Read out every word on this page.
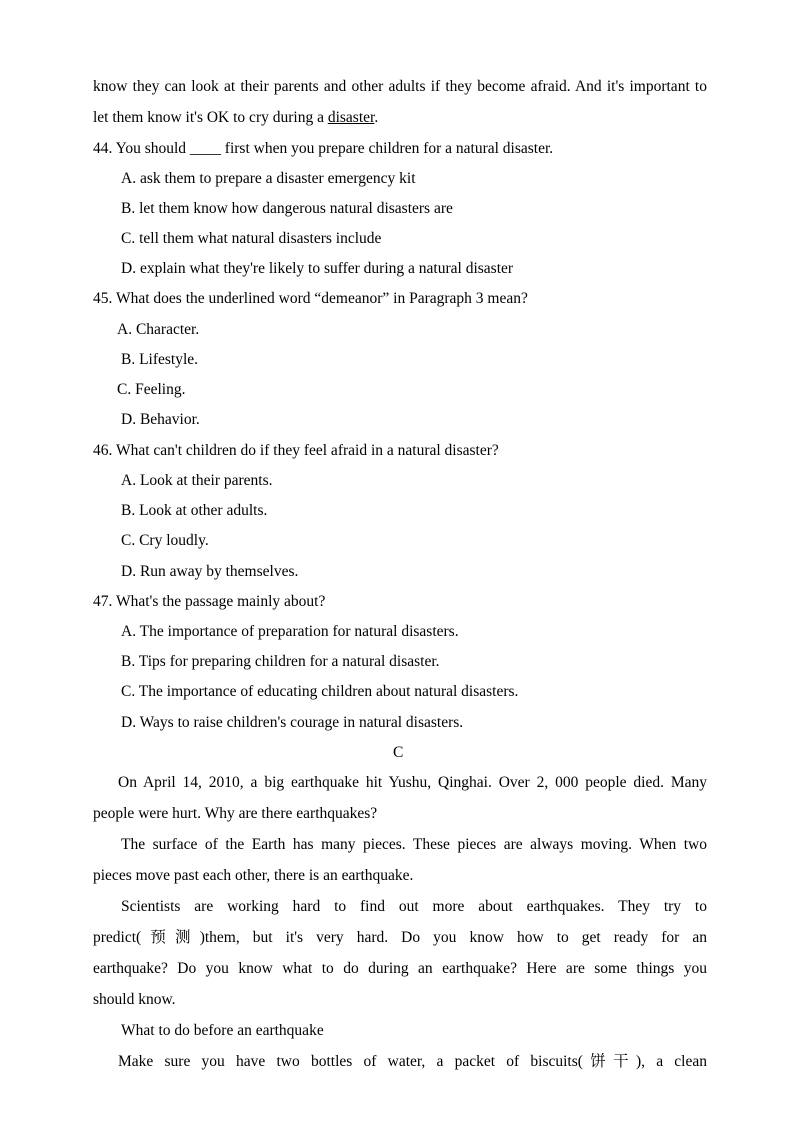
know they can look at their parents and other adults if they become afraid. And it's important to
let them know it's OK to cry during a disaster.
44. You should ____ first when you prepare children for a natural disaster.
A. ask them to prepare a disaster emergency kit
B. let them know how dangerous natural disasters are
C. tell them what natural disasters include
D. explain what they're likely to suffer during a natural disaster
45. What does the underlined word “demeanor” in Paragraph 3 mean?
A. Character.
B. Lifestyle.
C. Feeling.
D. Behavior.
46. What can't children do if they feel afraid in a natural disaster?
A. Look at their parents.
B. Look at other adults.
C. Cry loudly.
D. Run away by themselves.
47. What's the passage mainly about?
A. The importance of preparation for natural disasters.
B. Tips for preparing children for a natural disaster.
C. The importance of educating children about natural disasters.
D. Ways to raise children's courage in natural disasters.
C
On April 14, 2010, a big earthquake hit Yushu, Qinghai. Over 2, 000 people died. Many
people were hurt. Why are there earthquakes?
The surface of the Earth has many pieces. These pieces are always moving. When two
pieces move past each other, there is an earthquake.
Scientists are working hard to find out more about earthquakes. They try to
predict(预测)them, but it's very hard. Do you know how to get ready for an
earthquake? Do you know what to do during an earthquake? Here are some things you
should know.
What to do before an earthquake
Make sure you have two bottles of water, a packet of biscuits(饼干), a clean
━━━
§ Given exercise:
Print every record above exactly as written, leaving out the pictures.

§ Exercise output:
Read out every word on this page.
know they can look at their parents and other adults if they become afraid. And it's important to
let them know it's OK to cry during a disaster.
44. You should ____ first when you prepare children for a natural disaster.
A. ask them to prepare a disaster emergency kit
B. let them know how dangerous natural disasters are
C. tell them what natural disasters include
D. explain what they're likely to suffer during a natural disaster
45. What does the underlined word “demeanor” in Paragraph 3 mean?
A. Character.
B. Lifestyle.
C. Feeling.
D. Behavior.
46. What can't children do if they feel afraid in a natural disaster?
A. Look at their parents.
B. Look at other adults.
C. Cry loudly.
D. Run away by themselves.
47. What's the passage mainly about?
A. The importance of preparation for natural disasters.
B. Tips for preparing children for a natural disaster.
C. The importance of educating children about natural disasters.
D. Ways to raise children's courage in natural disasters.
C
On April 14, 2010, a big earthquake hit Yushu, Qinghai. Over 2, 000 people died. Many
people were hurt. Why are there earthquakes?
The surface of the Earth has many pieces. These pieces are always moving. When two
pieces move past each other, there is an earthquake.
Scientists are working hard to find out more about earthquakes. They try to
predict(预测)them, but it's very hard. Do you know how to get ready for an
earthquake? Do you know what to do during an earthquake? Here are some things you
should know.
What to do before an earthquake
Make sure you have two bottles of water, a packet of biscuits(饼干), a clean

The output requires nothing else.